Challenge >>
In the records below, rewrite each line from the one containing "subtotal-divider: [0, 708, 563, 709]" through the one containing "tab-label: الحساب: [489, 963, 541, 981]" as a JSON list of strings, one string per line, leaving out blank lines.

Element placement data

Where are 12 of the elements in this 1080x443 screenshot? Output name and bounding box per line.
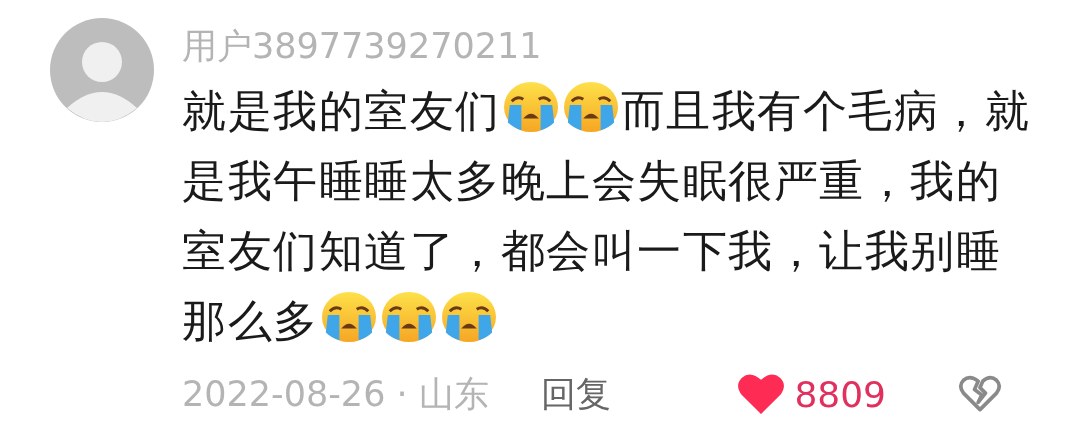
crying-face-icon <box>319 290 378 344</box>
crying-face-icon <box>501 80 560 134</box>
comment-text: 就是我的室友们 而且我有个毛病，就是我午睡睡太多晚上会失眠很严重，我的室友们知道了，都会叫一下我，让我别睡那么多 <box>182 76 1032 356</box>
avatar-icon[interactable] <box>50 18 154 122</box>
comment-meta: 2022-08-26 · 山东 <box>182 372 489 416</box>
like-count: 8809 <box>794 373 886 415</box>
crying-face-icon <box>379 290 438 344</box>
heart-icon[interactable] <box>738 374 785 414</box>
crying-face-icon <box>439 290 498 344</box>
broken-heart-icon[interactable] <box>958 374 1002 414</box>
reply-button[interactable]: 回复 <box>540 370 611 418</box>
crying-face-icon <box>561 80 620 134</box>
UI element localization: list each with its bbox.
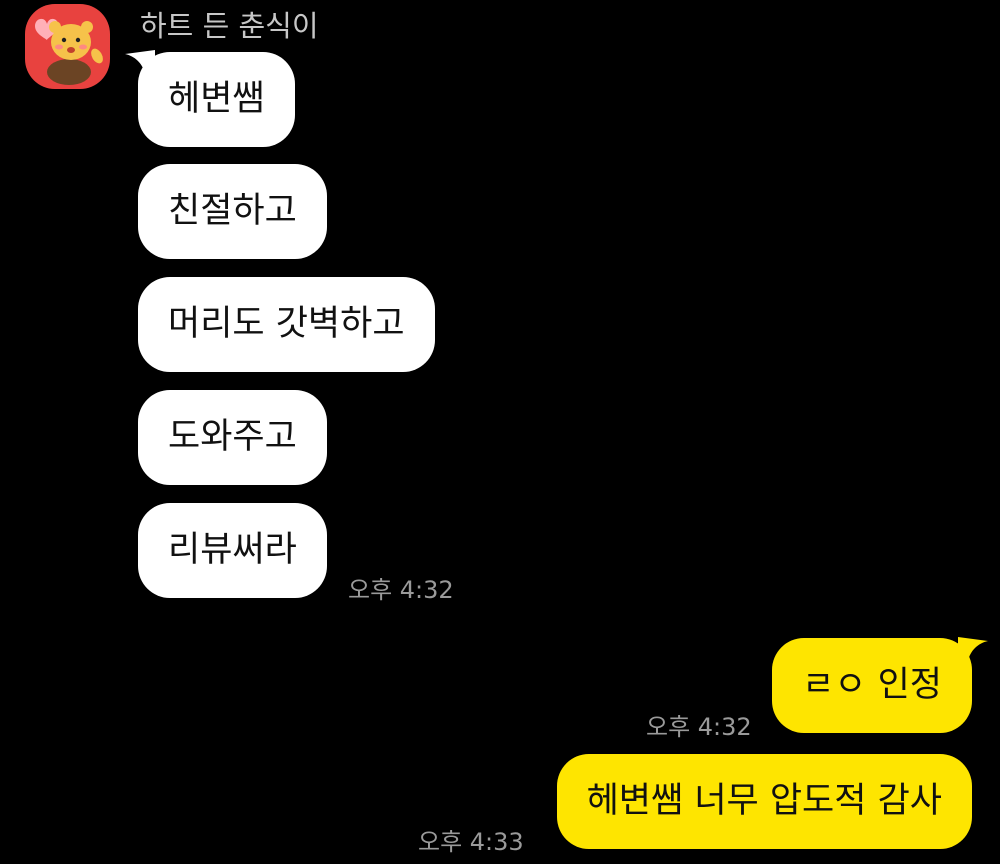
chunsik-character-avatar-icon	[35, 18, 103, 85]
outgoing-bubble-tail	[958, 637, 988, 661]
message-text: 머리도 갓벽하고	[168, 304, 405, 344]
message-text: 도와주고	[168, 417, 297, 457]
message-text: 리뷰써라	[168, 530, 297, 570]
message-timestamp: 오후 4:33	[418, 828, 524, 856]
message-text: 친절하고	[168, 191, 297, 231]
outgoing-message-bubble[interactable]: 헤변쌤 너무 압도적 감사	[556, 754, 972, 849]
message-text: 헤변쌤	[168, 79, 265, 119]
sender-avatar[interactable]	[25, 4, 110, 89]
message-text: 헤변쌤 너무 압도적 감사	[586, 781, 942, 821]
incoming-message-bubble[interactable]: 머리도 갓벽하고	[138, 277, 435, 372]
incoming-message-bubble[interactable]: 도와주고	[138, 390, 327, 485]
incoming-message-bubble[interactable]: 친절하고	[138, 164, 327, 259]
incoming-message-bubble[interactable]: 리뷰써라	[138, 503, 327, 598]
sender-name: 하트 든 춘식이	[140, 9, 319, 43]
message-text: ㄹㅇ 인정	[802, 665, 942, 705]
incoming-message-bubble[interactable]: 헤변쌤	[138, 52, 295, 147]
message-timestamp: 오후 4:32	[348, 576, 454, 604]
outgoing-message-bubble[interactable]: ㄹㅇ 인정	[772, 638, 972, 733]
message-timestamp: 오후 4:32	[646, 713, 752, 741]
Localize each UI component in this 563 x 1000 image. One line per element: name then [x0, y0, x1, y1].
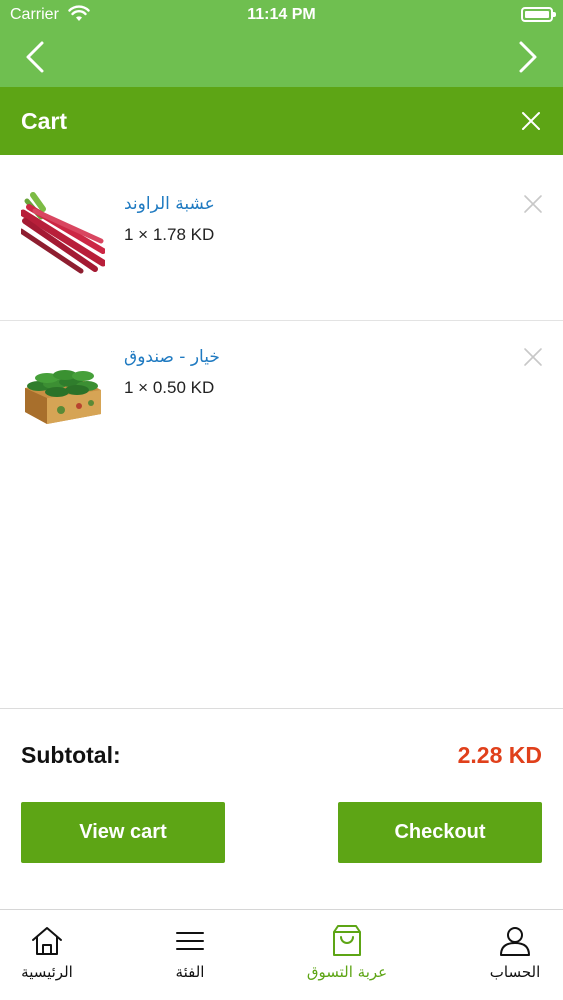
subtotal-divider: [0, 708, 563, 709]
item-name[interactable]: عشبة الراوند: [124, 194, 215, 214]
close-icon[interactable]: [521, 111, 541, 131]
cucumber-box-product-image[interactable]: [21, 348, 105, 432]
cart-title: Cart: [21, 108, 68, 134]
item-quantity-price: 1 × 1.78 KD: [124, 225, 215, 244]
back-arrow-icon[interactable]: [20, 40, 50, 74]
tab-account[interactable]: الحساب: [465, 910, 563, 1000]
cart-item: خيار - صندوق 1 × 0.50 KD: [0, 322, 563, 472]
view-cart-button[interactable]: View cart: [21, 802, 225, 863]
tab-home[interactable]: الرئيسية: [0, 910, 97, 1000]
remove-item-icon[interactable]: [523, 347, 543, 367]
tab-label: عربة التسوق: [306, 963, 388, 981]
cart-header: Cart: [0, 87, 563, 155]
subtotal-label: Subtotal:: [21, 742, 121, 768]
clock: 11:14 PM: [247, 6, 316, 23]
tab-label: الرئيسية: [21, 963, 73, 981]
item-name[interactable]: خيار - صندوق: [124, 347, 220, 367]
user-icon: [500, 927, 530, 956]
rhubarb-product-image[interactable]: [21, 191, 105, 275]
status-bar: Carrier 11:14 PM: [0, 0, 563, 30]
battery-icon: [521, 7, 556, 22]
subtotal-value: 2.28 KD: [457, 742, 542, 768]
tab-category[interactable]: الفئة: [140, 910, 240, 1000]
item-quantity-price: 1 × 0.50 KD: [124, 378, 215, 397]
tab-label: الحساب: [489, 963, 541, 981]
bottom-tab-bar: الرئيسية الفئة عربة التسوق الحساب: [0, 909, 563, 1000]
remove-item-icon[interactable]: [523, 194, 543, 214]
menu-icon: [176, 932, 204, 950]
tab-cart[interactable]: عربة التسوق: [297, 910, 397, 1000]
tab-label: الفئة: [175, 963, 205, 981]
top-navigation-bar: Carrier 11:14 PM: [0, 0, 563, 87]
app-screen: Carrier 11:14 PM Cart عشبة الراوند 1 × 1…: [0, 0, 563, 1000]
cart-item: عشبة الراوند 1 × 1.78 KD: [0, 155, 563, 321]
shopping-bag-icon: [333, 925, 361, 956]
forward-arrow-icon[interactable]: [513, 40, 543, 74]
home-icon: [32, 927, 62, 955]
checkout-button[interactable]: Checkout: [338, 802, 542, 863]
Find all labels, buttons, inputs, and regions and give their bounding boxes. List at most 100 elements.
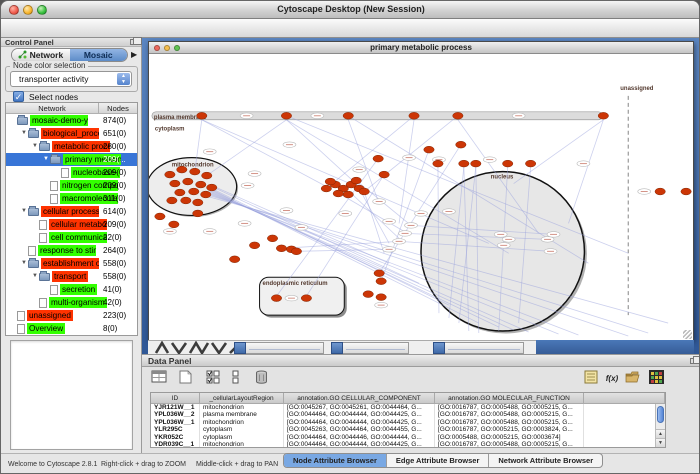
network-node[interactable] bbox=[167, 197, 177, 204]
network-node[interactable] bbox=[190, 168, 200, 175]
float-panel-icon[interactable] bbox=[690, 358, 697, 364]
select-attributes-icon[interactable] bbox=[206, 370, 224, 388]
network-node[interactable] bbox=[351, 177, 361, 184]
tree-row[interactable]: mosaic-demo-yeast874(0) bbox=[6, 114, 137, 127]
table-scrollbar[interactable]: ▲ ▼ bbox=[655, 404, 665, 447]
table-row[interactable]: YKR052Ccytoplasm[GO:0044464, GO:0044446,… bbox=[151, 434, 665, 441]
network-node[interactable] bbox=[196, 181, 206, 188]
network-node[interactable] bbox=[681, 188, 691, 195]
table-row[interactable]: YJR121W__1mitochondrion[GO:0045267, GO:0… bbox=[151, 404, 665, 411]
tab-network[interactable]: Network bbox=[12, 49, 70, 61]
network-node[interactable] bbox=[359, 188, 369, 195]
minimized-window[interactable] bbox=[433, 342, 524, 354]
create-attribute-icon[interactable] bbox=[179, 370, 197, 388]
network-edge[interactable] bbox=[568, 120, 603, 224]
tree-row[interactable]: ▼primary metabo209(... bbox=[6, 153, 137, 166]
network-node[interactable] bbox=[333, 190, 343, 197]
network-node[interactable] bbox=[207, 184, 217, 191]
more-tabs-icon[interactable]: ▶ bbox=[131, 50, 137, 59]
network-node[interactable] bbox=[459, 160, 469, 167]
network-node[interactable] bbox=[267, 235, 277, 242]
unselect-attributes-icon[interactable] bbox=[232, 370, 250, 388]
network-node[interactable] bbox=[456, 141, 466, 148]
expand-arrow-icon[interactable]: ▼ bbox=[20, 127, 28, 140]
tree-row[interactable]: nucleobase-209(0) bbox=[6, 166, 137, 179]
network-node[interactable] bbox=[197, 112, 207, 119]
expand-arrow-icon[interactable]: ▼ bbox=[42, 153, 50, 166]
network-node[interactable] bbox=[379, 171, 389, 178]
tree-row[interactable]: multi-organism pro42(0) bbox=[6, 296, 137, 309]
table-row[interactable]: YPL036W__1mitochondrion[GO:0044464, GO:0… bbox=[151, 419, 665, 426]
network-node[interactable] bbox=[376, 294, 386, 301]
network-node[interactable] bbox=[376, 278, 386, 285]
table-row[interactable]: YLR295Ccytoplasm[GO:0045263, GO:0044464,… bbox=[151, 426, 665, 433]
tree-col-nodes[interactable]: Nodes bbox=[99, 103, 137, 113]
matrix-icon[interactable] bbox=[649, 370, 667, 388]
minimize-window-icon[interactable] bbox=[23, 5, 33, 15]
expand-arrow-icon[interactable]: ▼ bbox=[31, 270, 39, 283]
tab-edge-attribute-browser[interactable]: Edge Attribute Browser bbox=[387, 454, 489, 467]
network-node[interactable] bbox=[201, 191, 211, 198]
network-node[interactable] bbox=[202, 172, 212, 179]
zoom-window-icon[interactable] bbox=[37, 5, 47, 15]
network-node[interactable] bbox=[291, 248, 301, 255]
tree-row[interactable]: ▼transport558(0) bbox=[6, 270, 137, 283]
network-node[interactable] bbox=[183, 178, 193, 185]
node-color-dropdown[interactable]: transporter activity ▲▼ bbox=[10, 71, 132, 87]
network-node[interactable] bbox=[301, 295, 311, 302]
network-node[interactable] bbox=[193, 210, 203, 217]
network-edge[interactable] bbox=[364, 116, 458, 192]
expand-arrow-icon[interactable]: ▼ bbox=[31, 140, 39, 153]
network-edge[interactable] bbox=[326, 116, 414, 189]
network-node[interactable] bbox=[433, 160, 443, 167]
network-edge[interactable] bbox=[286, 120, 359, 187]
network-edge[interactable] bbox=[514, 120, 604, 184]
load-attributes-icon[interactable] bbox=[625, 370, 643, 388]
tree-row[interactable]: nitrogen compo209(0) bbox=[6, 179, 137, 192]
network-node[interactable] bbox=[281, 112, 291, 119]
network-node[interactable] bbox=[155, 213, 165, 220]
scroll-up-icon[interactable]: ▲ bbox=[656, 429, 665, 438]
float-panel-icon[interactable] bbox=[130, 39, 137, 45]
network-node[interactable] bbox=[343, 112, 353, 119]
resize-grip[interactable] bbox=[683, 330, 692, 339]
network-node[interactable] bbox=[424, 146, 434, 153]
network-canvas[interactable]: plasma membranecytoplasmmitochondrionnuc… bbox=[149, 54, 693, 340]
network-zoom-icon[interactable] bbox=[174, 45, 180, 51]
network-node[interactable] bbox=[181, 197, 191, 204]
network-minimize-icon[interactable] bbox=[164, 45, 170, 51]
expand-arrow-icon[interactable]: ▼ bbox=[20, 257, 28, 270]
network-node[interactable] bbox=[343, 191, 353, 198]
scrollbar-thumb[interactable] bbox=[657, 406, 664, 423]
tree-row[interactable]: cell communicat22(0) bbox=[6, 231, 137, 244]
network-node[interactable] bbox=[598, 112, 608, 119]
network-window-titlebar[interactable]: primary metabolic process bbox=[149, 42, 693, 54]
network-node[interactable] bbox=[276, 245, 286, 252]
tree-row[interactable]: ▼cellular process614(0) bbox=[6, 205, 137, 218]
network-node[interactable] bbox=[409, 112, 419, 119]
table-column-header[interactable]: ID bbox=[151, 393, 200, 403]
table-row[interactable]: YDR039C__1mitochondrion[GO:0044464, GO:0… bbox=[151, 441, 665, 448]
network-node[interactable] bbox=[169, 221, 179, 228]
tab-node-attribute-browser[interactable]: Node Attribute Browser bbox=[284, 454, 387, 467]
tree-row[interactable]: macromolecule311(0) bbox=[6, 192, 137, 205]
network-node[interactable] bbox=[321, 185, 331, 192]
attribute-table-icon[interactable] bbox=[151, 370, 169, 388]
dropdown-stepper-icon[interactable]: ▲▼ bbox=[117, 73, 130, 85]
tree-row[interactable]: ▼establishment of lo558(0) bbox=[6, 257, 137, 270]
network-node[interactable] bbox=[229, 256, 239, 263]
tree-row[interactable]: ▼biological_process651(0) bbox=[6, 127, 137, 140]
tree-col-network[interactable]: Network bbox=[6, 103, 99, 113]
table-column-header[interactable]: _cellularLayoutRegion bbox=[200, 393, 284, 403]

The result >>
[
  "subtotal-divider: [0, 708, 563, 709]",
  "item-name[interactable]: عشبة الراوند: [124, 194, 215, 214]",
  "close-icon[interactable]: [521, 111, 541, 131]",
  "cucumber-box-product-image[interactable]: [21, 348, 105, 432]",
  "cart-title: Cart: [21, 108, 68, 134]",
  "item-quantity-price: 1 × 1.78 KD: [124, 225, 215, 244]",
  "back-arrow-icon[interactable]: [20, 40, 50, 74]",
  "tab-account[interactable]: الحساب: [465, 910, 563, 1000]",
  "cart-item: خيار - صندوق 1 × 0.50 KD: [0, 322, 563, 472]",
  "view-cart-button[interactable]: View cart: [21, 802, 225, 863]",
  "tab-home[interactable]: الرئيسية: [0, 910, 97, 1000]",
  "remove-item-icon[interactable]: [523, 347, 543, 367]",
  "tab-label: عربة التسوق: [306, 963, 388, 981]",
  "cart-header: Cart: [0, 87, 563, 155]",
  "subtotal-label: Subtotal:: [21, 742, 121, 768]",
  "clock: 11:14 PM: [247, 6, 316, 23]",
  "tab-label: الرئيسية: [21, 963, 73, 981]",
  "item-name[interactable]: خيار - صندوق: [124, 347, 220, 367]",
  "user-icon: [500, 927, 530, 956]",
  "rhubarb-product-image[interactable]: [21, 191, 105, 275]",
  "status-bar: Carrier 11:14 PM: [0, 0, 563, 30]",
  "battery-icon: [521, 7, 556, 22]",
  "subtotal-value: 2.28 KD: [457, 742, 542, 768]",
  "tab-category[interactable]: الفئة: [140, 910, 240, 1000]",
  "item-quantity-price: 1 × 0.50 KD: [124, 378, 215, 397]",
  "tab-label: الحساب: [489, 963, 541, 981]"
]